===== Records supplied =====

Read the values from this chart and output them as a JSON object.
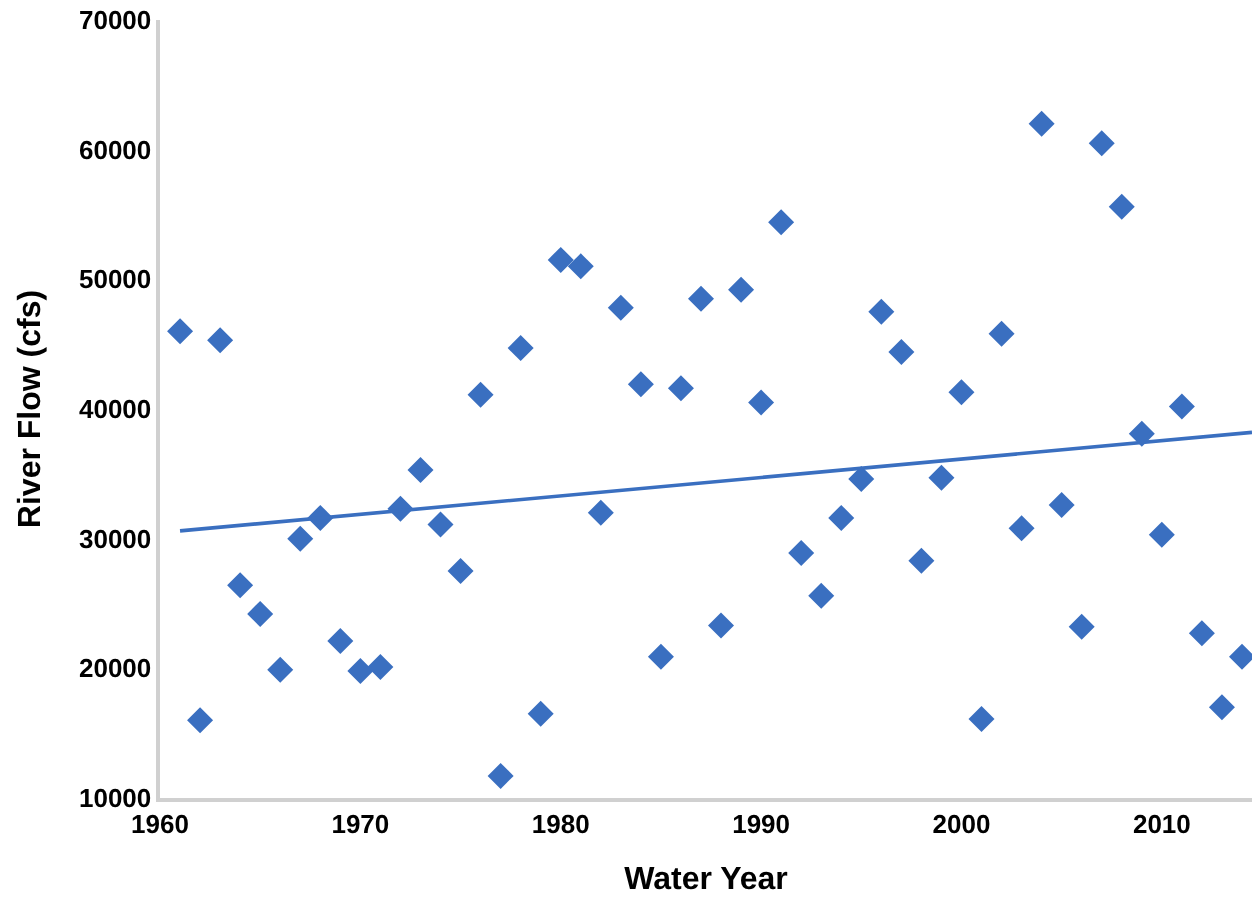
{
  "chart_data": {
    "type": "scatter",
    "xlabel": "Water Year",
    "ylabel": "River Flow (cfs)",
    "xlim": [
      1960,
      2014.5
    ],
    "xticks": [
      1960,
      1970,
      1980,
      1990,
      2000,
      2010
    ],
    "ylim": [
      10000,
      70000
    ],
    "yticks": [
      10000,
      20000,
      30000,
      40000,
      50000,
      60000,
      70000
    ],
    "series": [
      {
        "marker": "diamond",
        "color": "#3a6fc0",
        "x": [
          1961,
          1962,
          1963,
          1964,
          1965,
          1966,
          1967,
          1968,
          1969,
          1970,
          1971,
          1972,
          1973,
          1974,
          1975,
          1976,
          1977,
          1978,
          1979,
          1980,
          1981,
          1982,
          1983,
          1984,
          1985,
          1986,
          1987,
          1988,
          1989,
          1990,
          1991,
          1992,
          1993,
          1994,
          1995,
          1996,
          1997,
          1998,
          1999,
          2000,
          2001,
          2002,
          2003,
          2004,
          2005,
          2006,
          2007,
          2008,
          2009,
          2010,
          2011,
          2012,
          2013,
          2014
        ],
        "values": [
          46000,
          16000,
          45300,
          26400,
          24200,
          19900,
          30000,
          31600,
          22100,
          19800,
          20100,
          32300,
          35300,
          31100,
          27500,
          41100,
          11700,
          44700,
          16500,
          51500,
          51000,
          32000,
          47800,
          41900,
          20900,
          41600,
          48500,
          23300,
          49200,
          40500,
          54400,
          28900,
          25600,
          31600,
          34600,
          47500,
          44400,
          28300,
          34700,
          41300,
          16100,
          45800,
          30800,
          62000,
          32600,
          23200,
          60500,
          55600,
          38100,
          30300,
          40200,
          22700,
          17000,
          20900
        ]
      },
      {
        "type": "line",
        "marker": "none",
        "color": "#3a6fc0",
        "x": [
          1961,
          2014.5
        ],
        "values": [
          30600,
          38200
        ]
      }
    ]
  }
}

=====

■ What is being asked ■
Reproduce the material word for word. Any pictures should be left out of the copy.

■ Reply to the task ■
Read the values from this chart and output them as a JSON object.
{
  "chart_data": {
    "type": "scatter",
    "xlabel": "Water Year",
    "ylabel": "River Flow (cfs)",
    "xlim": [
      1960,
      2014.5
    ],
    "xticks": [
      1960,
      1970,
      1980,
      1990,
      2000,
      2010
    ],
    "ylim": [
      10000,
      70000
    ],
    "yticks": [
      10000,
      20000,
      30000,
      40000,
      50000,
      60000,
      70000
    ],
    "series": [
      {
        "marker": "diamond",
        "color": "#3a6fc0",
        "x": [
          1961,
          1962,
          1963,
          1964,
          1965,
          1966,
          1967,
          1968,
          1969,
          1970,
          1971,
          1972,
          1973,
          1974,
          1975,
          1976,
          1977,
          1978,
          1979,
          1980,
          1981,
          1982,
          1983,
          1984,
          1985,
          1986,
          1987,
          1988,
          1989,
          1990,
          1991,
          1992,
          1993,
          1994,
          1995,
          1996,
          1997,
          1998,
          1999,
          2000,
          2001,
          2002,
          2003,
          2004,
          2005,
          2006,
          2007,
          2008,
          2009,
          2010,
          2011,
          2012,
          2013,
          2014
        ],
        "values": [
          46000,
          16000,
          45300,
          26400,
          24200,
          19900,
          30000,
          31600,
          22100,
          19800,
          20100,
          32300,
          35300,
          31100,
          27500,
          41100,
          11700,
          44700,
          16500,
          51500,
          51000,
          32000,
          47800,
          41900,
          20900,
          41600,
          48500,
          23300,
          49200,
          40500,
          54400,
          28900,
          25600,
          31600,
          34600,
          47500,
          44400,
          28300,
          34700,
          41300,
          16100,
          45800,
          30800,
          62000,
          32600,
          23200,
          60500,
          55600,
          38100,
          30300,
          40200,
          22700,
          17000,
          20900
        ]
      },
      {
        "type": "line",
        "marker": "none",
        "color": "#3a6fc0",
        "x": [
          1961,
          2014.5
        ],
        "values": [
          30600,
          38200
        ]
      }
    ]
  }
}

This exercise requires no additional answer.